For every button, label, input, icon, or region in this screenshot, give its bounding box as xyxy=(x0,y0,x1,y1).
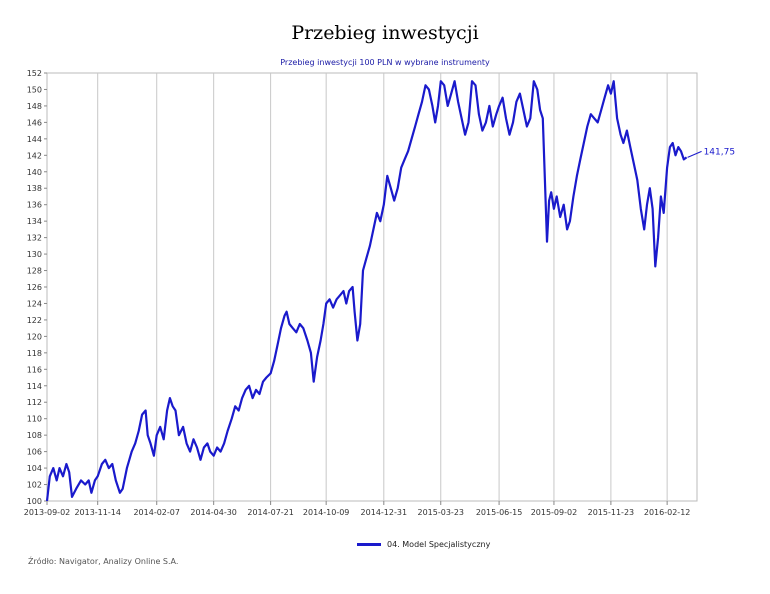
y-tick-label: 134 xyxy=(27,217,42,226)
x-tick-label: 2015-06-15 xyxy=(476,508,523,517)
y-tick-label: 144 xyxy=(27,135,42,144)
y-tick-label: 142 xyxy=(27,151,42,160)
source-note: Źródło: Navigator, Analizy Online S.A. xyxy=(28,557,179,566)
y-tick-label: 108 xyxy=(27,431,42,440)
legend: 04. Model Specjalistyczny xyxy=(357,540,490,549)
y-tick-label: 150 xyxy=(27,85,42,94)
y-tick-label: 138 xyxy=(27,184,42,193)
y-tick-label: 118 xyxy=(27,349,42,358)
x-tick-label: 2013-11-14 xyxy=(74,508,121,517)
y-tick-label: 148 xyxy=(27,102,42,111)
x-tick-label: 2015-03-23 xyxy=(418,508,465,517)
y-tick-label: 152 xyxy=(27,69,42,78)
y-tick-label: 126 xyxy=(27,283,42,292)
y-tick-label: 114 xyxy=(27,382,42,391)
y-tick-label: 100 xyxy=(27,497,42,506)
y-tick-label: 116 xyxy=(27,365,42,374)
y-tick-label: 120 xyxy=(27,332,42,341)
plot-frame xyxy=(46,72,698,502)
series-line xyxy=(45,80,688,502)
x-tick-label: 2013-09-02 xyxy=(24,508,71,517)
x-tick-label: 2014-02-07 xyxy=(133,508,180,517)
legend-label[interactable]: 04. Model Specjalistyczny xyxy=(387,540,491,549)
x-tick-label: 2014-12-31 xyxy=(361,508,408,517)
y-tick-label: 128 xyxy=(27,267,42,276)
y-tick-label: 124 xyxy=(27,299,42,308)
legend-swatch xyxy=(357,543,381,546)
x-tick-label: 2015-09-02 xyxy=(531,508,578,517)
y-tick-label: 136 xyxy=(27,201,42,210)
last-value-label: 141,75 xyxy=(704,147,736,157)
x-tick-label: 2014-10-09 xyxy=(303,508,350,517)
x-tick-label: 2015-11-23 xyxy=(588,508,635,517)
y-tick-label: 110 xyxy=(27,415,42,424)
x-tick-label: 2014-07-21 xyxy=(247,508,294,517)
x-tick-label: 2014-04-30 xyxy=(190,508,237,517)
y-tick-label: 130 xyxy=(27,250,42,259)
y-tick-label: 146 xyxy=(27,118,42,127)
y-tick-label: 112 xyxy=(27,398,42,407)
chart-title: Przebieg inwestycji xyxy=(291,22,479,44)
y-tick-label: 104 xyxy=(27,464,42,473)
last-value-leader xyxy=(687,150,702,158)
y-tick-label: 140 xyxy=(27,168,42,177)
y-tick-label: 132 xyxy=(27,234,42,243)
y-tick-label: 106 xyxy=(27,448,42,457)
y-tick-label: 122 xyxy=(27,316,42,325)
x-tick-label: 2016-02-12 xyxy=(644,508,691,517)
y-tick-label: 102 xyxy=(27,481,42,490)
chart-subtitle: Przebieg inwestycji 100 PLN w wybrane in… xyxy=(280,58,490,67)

______________________________

• Set exercise: Copy the lines of the records verbatim, starting at the line containing "y-tick-label: 134 xyxy=(27,217,42,226)" and ending at the line containing "y-tick-label: 126 xyxy=(27,283,42,292)", including both of those lines.

• Answer in full:
y-tick-label: 134 xyxy=(27,217,42,226)
x-tick-label: 2015-06-15 xyxy=(476,508,523,517)
y-tick-label: 144 xyxy=(27,135,42,144)
y-tick-label: 142 xyxy=(27,151,42,160)
source-note: Źródło: Navigator, Analizy Online S.A. xyxy=(28,557,179,566)
y-tick-label: 108 xyxy=(27,431,42,440)
legend: 04. Model Specjalistyczny xyxy=(357,540,490,549)
y-tick-label: 150 xyxy=(27,85,42,94)
y-tick-label: 138 xyxy=(27,184,42,193)
y-tick-label: 118 xyxy=(27,349,42,358)
x-tick-label: 2013-11-14 xyxy=(74,508,121,517)
y-tick-label: 148 xyxy=(27,102,42,111)
x-tick-label: 2015-03-23 xyxy=(418,508,465,517)
y-tick-label: 152 xyxy=(27,69,42,78)
y-tick-label: 126 xyxy=(27,283,42,292)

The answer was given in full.